Task requirements: Produce a verbatim copy of the entries listed below.

────────────────────

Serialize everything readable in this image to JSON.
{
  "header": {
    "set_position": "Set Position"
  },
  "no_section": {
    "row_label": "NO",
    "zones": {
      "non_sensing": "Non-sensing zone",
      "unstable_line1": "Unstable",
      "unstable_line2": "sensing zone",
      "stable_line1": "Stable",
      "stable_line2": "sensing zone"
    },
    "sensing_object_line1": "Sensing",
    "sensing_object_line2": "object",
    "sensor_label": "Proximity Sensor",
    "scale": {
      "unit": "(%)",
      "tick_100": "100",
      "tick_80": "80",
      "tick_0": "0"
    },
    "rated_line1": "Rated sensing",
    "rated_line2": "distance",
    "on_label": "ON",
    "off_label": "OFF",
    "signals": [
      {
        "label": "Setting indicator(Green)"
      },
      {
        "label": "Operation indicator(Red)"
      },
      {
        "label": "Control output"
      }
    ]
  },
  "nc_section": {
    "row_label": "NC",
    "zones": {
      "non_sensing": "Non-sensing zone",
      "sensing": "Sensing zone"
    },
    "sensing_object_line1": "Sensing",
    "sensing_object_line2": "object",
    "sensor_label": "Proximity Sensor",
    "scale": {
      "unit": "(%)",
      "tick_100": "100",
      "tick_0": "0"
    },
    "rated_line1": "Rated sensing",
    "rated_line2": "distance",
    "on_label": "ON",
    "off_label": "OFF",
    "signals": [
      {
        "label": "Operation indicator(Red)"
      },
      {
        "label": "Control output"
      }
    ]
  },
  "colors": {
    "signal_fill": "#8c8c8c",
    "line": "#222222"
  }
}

────────────────────

Final result:
Serialize everything readable in this image to JSON.
{
  "header": {
    "set_position": "Set Position"
  },
  "no_section": {
    "row_label": "NO",
    "zones": {
      "non_sensing": "Non-sensing zone",
      "unstable_line1": "Unstable",
      "unstable_line2": "sensing zone",
      "stable_line1": "Stable",
      "stable_line2": "sensing zone"
    },
    "sensing_object_line1": "Sensing",
    "sensing_object_line2": "object",
    "sensor_label": "Proximity Sensor",
    "scale": {
      "unit": "(%)",
      "tick_100": "100",
      "tick_80": "80",
      "tick_0": "0"
    },
    "rated_line1": "Rated sensing",
    "rated_line2": "distance",
    "on_label": "ON",
    "off_label": "OFF",
    "signals": [
      {
        "label": "Setting indicator(Green)"
      },
      {
        "label": "Operation indicator(Red)"
      },
      {
        "label": "Control output"
      }
    ]
  },
  "nc_section": {
    "row_label": "NC",
    "zones": {
      "non_sensing": "Non-sensing zone",
      "sensing": "Sensing zone"
    },
    "sensing_object_line1": "Sensing",
    "sensing_object_line2": "object",
    "sensor_label": "Proximity Sensor",
    "scale": {
      "unit": "(%)",
      "tick_100": "100",
      "tick_0": "0"
    },
    "rated_line1": "Rated sensing",
    "rated_line2": "distance",
    "on_label": "ON",
    "off_label": "OFF",
    "signals": [
      {
        "label": "Operation indicator(Red)"
      },
      {
        "label": "Control output"
      }
    ]
  },
  "colors": {
    "signal_fill": "#8c8c8c",
    "line": "#222222"
  }
}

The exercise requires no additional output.